Direction
Each entry has to be copied exactly, with nothing missed.

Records
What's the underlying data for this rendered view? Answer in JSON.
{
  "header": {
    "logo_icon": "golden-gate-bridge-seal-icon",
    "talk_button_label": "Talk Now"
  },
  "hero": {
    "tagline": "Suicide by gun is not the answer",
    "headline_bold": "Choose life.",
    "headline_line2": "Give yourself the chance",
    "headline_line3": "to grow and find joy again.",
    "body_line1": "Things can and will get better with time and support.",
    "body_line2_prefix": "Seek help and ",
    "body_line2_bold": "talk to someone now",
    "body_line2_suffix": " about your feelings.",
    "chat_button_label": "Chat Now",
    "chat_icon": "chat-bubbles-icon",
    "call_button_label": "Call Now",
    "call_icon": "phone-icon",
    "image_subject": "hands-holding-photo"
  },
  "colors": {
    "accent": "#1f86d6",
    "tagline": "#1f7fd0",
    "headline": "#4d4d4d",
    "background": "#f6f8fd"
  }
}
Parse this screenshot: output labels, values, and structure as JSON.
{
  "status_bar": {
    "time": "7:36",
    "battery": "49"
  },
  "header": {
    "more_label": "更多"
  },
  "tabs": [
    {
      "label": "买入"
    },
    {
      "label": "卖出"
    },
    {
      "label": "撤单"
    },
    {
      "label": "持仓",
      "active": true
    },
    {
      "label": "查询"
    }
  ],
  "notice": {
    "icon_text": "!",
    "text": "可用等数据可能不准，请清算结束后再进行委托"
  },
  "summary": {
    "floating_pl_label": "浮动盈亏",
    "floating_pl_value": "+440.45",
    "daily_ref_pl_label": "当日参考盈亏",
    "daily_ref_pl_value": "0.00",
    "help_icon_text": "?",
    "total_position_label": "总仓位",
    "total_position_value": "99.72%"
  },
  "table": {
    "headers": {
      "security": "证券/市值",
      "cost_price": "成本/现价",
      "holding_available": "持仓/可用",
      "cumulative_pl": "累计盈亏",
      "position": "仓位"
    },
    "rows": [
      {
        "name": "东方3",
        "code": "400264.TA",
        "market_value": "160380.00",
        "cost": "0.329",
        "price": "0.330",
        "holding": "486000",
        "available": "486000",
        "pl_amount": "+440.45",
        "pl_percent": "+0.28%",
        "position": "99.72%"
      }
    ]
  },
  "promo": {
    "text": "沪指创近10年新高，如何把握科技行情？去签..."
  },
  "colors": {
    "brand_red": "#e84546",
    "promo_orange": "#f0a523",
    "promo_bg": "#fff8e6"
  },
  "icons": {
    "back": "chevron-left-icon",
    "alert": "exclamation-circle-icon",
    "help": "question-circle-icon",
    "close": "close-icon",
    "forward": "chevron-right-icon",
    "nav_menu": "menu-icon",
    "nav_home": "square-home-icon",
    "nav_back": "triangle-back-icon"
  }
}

Answer to the exercise
What's the underlying data for this rendered view? Answer in JSON.
{
  "header": {
    "logo_icon": "golden-gate-bridge-seal-icon",
    "talk_button_label": "Talk Now"
  },
  "hero": {
    "tagline": "Suicide by gun is not the answer",
    "headline_bold": "Choose life.",
    "headline_line2": "Give yourself the chance",
    "headline_line3": "to grow and find joy again.",
    "body_line1": "Things can and will get better with time and support.",
    "body_line2_prefix": "Seek help and ",
    "body_line2_bold": "talk to someone now",
    "body_line2_suffix": " about your feelings.",
    "chat_button_label": "Chat Now",
    "chat_icon": "chat-bubbles-icon",
    "call_button_label": "Call Now",
    "call_icon": "phone-icon",
    "image_subject": "hands-holding-photo"
  },
  "colors": {
    "accent": "#1f86d6",
    "tagline": "#1f7fd0",
    "headline": "#4d4d4d",
    "background": "#f6f8fd"
  }
}
Parse this screenshot: output labels, values, and structure as JSON.
{
  "status_bar": {
    "time": "7:36",
    "battery": "49"
  },
  "header": {
    "more_label": "更多"
  },
  "tabs": [
    {
      "label": "买入"
    },
    {
      "label": "卖出"
    },
    {
      "label": "撤单"
    },
    {
      "label": "持仓",
      "active": true
    },
    {
      "label": "查询"
    }
  ],
  "notice": {
    "icon_text": "!",
    "text": "可用等数据可能不准，请清算结束后再进行委托"
  },
  "summary": {
    "floating_pl_label": "浮动盈亏",
    "floating_pl_value": "+440.45",
    "daily_ref_pl_label": "当日参考盈亏",
    "daily_ref_pl_value": "0.00",
    "help_icon_text": "?",
    "total_position_label": "总仓位",
    "total_position_value": "99.72%"
  },
  "table": {
    "headers": {
      "security": "证券/市值",
      "cost_price": "成本/现价",
      "holding_available": "持仓/可用",
      "cumulative_pl": "累计盈亏",
      "position": "仓位"
    },
    "rows": [
      {
        "name": "东方3",
        "code": "400264.TA",
        "market_value": "160380.00",
        "cost": "0.329",
        "price": "0.330",
        "holding": "486000",
        "available": "486000",
        "pl_amount": "+440.45",
        "pl_percent": "+0.28%",
        "position": "99.72%"
      }
    ]
  },
  "promo": {
    "text": "沪指创近10年新高，如何把握科技行情？去签..."
  },
  "colors": {
    "brand_red": "#e84546",
    "promo_orange": "#f0a523",
    "promo_bg": "#fff8e6"
  },
  "icons": {
    "back": "chevron-left-icon",
    "alert": "exclamation-circle-icon",
    "help": "question-circle-icon",
    "close": "close-icon",
    "forward": "chevron-right-icon",
    "nav_menu": "menu-icon",
    "nav_home": "square-home-icon",
    "nav_back": "triangle-back-icon"
  }
}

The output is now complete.